Identify the lines that contain the string "Freitag" and copy all of them.

→ **THE DATA**
START
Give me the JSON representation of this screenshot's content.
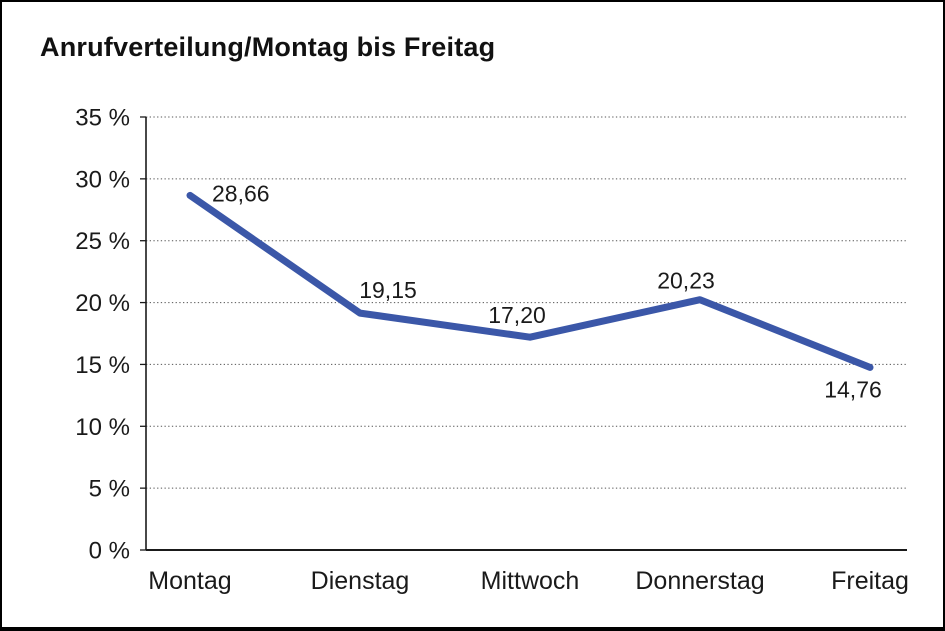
{
  "title": "Anrufverteilung/Montag bis Freitag",
  "chart_data": {
    "type": "line",
    "title": "Anrufverteilung/Montag bis Freitag",
    "categories": [
      "Montag",
      "Dienstag",
      "Mittwoch",
      "Donnerstag",
      "Freitag"
    ],
    "values": [
      28.66,
      19.15,
      17.2,
      20.23,
      14.76
    ],
    "point_labels": [
      "28,66",
      "19,15",
      "17,20",
      "20,23",
      "14,76"
    ],
    "xlabel": "",
    "ylabel": "",
    "ylim": [
      0,
      35
    ],
    "ytick_step": 5,
    "ytick_labels": [
      "0 %",
      "5 %",
      "10 %",
      "15 %",
      "20 %",
      "25 %",
      "30 %",
      "35 %"
    ],
    "grid": "horizontal-dotted",
    "legend_position": "none",
    "line_color": "#3B57A8",
    "grid_color": "#555555",
    "axis_color": "#1a1a1a",
    "text_color": "#1a1a1a"
  }
}
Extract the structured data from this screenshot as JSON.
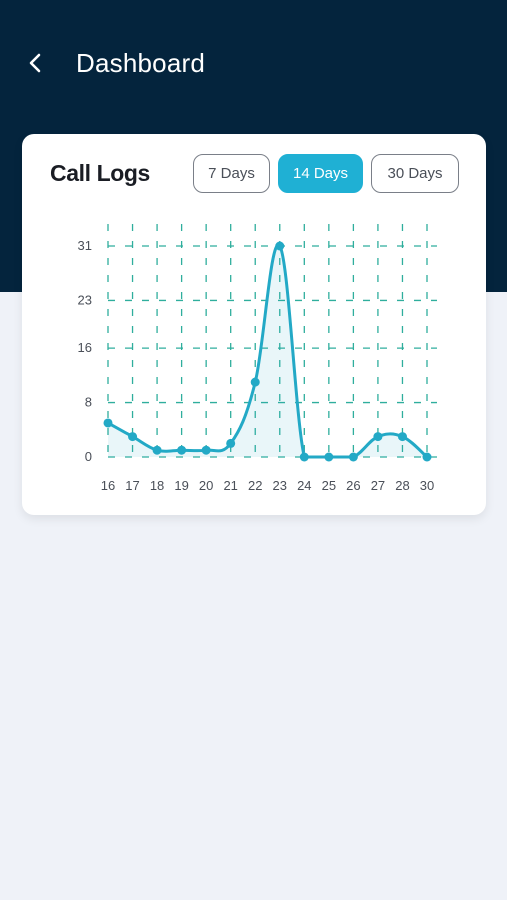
{
  "header": {
    "title": "Dashboard",
    "back_icon": "chevron-left-icon"
  },
  "card": {
    "title": "Call Logs",
    "ranges": [
      {
        "label": "7 Days",
        "selected": false
      },
      {
        "label": "14 Days",
        "selected": true
      },
      {
        "label": "30 Days",
        "selected": false
      }
    ]
  },
  "colors": {
    "header_bg": "#04243d",
    "accent": "#1fb0d4",
    "line": "#23a9c6",
    "grid": "#2fae9d"
  },
  "chart_data": {
    "type": "line",
    "x": [
      "16",
      "17",
      "18",
      "19",
      "20",
      "21",
      "22",
      "23",
      "24",
      "25",
      "26",
      "27",
      "28",
      "30"
    ],
    "values": [
      5,
      3,
      1,
      1,
      1,
      2,
      11,
      31,
      0,
      0,
      0,
      3,
      3,
      0
    ],
    "yticks": [
      0,
      8,
      16,
      23,
      31
    ],
    "ylim": [
      0,
      31
    ],
    "grid": true,
    "area_fill": true,
    "title": "",
    "xlabel": "",
    "ylabel": ""
  }
}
END
→ **SOLUTION FOR THIS TASK**
  "title": "Anrufverteilung/Montag bis Freitag",
    "title": "Anrufverteilung/Montag bis Freitag",
      "Freitag"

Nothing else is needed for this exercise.